## Written instruction
From the records below, pull each line that has "ตในการสอบ".

## Given records
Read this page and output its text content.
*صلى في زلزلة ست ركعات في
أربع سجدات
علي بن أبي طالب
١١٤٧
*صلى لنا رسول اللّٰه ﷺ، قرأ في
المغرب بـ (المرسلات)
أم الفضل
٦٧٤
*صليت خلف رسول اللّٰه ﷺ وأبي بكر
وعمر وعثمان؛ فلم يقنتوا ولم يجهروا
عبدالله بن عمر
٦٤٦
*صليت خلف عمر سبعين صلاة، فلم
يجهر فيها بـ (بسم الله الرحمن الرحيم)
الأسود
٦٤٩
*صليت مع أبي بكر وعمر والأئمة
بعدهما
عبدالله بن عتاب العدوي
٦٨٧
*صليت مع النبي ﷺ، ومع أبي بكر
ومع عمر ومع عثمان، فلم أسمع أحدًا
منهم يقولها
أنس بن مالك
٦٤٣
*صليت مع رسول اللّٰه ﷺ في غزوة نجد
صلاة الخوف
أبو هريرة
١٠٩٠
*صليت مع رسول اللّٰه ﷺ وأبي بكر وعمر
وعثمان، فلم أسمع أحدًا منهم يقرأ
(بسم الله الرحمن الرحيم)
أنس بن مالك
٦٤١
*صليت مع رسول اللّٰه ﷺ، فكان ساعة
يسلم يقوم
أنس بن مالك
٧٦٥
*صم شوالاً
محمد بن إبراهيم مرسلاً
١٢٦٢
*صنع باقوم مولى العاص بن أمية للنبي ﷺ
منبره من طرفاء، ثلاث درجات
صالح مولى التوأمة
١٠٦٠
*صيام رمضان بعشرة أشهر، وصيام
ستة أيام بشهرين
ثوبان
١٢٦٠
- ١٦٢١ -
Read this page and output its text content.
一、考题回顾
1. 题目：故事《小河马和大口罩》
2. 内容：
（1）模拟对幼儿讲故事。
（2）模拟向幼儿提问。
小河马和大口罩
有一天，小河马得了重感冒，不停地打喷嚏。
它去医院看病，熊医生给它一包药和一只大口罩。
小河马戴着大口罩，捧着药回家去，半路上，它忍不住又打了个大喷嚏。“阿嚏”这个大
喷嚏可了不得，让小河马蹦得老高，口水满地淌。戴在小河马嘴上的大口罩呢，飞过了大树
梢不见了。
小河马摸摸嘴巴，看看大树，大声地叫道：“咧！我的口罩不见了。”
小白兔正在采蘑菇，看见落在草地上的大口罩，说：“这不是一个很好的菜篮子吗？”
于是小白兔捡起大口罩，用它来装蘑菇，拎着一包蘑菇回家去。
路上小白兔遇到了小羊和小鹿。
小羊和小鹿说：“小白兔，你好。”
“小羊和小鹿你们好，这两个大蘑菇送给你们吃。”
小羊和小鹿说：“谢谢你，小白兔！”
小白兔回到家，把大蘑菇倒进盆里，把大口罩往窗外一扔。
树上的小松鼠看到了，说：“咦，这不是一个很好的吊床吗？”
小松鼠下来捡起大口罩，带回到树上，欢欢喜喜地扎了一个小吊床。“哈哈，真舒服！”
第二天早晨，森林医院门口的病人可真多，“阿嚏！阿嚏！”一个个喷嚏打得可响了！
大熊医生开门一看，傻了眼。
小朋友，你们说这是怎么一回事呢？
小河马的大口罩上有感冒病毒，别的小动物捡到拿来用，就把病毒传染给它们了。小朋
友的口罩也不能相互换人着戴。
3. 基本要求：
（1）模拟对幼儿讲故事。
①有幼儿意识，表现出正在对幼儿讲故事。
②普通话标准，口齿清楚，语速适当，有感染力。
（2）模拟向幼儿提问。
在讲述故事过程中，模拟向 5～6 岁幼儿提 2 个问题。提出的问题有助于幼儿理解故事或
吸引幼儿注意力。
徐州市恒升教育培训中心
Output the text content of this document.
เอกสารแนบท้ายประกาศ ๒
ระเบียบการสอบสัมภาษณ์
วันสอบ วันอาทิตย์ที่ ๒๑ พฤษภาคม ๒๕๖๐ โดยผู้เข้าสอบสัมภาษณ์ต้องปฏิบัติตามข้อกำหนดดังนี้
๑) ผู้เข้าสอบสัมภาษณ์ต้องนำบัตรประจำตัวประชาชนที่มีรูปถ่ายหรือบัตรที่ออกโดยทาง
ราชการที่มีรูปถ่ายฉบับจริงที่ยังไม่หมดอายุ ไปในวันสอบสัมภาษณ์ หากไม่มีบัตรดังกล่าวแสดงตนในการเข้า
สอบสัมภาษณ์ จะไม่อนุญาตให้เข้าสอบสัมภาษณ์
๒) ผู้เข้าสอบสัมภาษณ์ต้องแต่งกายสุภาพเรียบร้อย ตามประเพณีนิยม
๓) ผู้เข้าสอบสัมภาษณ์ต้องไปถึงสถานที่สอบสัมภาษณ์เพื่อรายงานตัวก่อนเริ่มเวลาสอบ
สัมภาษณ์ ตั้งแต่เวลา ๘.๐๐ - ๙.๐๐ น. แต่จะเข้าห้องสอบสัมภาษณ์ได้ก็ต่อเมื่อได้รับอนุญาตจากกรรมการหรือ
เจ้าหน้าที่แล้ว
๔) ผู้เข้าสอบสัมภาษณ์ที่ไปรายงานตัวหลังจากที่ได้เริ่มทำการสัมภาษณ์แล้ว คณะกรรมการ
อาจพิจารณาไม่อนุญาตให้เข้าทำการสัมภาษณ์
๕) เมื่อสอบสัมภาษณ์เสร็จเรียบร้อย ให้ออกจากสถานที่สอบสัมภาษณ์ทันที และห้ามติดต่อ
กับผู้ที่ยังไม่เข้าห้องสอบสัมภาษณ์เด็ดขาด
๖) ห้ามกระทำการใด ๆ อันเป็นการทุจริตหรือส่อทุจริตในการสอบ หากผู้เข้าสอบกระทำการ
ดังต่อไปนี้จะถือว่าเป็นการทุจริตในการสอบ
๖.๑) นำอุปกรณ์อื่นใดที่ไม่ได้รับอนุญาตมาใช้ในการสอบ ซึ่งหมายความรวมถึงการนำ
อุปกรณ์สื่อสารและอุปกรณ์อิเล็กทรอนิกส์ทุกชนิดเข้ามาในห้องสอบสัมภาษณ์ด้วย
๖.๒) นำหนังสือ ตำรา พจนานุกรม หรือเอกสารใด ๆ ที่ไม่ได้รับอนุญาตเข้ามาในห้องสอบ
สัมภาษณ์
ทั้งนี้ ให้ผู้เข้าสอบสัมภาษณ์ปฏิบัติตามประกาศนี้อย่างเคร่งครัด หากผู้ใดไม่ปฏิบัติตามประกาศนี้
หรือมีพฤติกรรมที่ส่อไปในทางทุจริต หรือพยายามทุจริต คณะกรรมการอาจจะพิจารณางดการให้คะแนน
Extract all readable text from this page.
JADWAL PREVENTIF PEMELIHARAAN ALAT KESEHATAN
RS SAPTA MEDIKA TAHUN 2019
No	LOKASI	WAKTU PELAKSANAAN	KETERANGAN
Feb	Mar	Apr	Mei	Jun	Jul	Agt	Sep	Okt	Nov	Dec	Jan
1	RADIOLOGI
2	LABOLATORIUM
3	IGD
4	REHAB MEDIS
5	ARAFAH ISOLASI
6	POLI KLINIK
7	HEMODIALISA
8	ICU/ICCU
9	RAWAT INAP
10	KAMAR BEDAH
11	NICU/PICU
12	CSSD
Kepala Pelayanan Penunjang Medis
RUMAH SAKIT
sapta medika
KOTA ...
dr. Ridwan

## Response for this exercise
๖) ห้ามกระทำการใด ๆ อันเป็นการทุจริตหรือส่อทุจริตในการสอบ หากผู้เข้าสอบกระทำการ
ดังต่อไปนี้จะถือว่าเป็นการทุจริตในการสอบ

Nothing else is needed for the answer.